## SET PROBLEM
Where a line of the listing below includes the word "decrease", reproduce that line.

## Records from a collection
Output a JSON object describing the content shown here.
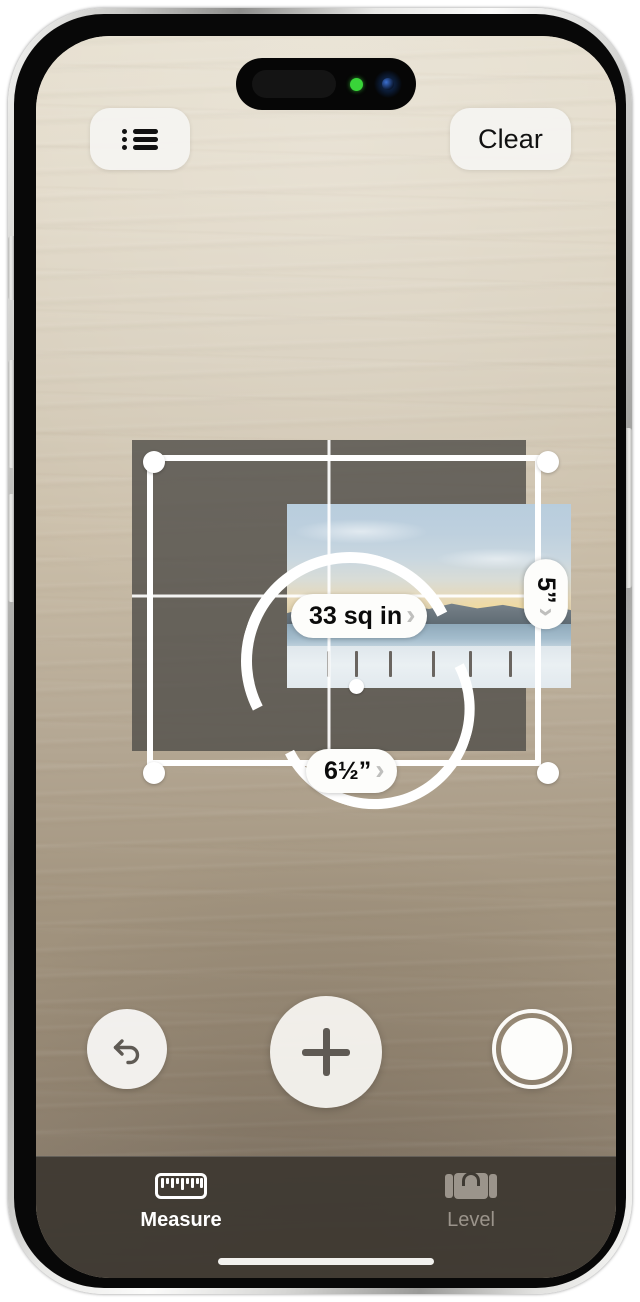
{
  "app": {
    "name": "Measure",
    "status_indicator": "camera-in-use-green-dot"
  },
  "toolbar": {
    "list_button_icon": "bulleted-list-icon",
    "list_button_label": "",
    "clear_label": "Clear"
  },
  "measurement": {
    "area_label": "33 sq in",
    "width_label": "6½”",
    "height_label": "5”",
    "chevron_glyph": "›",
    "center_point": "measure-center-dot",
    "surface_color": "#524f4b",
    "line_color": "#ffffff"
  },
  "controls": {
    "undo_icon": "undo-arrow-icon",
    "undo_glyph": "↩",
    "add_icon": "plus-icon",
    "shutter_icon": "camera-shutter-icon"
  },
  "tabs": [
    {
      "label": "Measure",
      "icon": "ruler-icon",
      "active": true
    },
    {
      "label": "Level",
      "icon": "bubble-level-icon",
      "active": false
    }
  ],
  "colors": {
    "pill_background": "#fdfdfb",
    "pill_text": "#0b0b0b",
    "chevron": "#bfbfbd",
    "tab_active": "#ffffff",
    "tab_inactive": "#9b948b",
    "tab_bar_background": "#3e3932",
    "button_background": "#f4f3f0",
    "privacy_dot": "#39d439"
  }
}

--

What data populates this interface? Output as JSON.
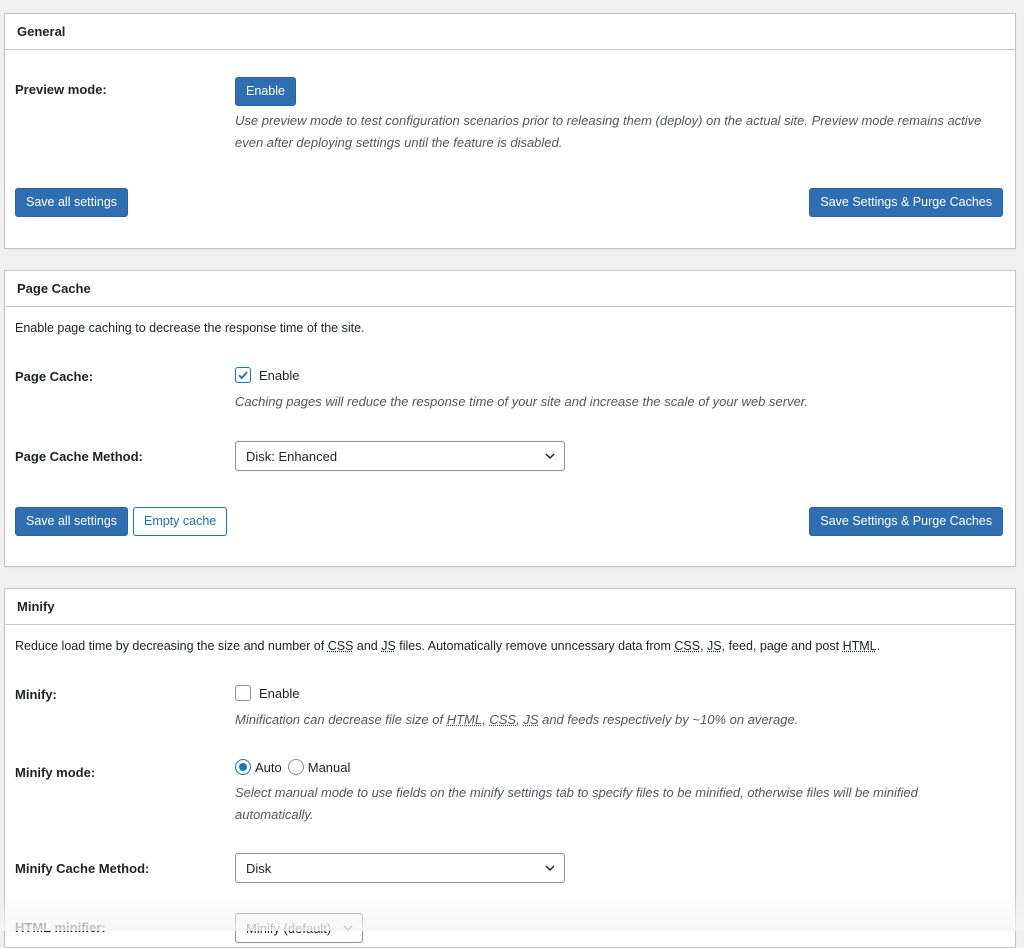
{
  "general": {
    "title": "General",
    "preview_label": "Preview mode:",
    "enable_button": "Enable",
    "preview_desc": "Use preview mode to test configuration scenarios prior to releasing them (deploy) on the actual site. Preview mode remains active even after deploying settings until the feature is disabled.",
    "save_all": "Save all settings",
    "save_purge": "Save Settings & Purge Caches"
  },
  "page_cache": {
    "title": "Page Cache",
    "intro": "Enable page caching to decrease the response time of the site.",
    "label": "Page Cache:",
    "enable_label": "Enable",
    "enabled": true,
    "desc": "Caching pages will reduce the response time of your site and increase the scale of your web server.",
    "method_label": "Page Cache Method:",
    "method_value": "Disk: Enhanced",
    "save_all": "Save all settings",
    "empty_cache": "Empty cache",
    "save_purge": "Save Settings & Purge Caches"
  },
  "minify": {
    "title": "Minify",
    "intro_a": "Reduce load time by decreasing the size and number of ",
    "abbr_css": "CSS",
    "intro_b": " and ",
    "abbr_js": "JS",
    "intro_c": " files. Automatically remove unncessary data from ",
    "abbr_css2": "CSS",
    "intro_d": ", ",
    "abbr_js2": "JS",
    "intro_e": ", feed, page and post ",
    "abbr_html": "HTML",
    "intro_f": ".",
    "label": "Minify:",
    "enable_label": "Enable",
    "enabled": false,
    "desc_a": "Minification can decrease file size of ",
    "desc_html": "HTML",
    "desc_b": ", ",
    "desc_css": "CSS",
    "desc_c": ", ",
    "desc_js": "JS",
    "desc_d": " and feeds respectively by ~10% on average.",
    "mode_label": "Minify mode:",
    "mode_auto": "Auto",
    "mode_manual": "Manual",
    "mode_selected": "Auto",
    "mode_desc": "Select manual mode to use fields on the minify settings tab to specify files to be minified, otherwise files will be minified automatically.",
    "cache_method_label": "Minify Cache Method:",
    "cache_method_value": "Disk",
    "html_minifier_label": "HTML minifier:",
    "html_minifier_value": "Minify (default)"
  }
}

## RESPONSE TO THIS EXERCISE
    "intro": "Enable page caching to decrease the response time of the site.",
    "desc_a": "Minification can decrease file size of ",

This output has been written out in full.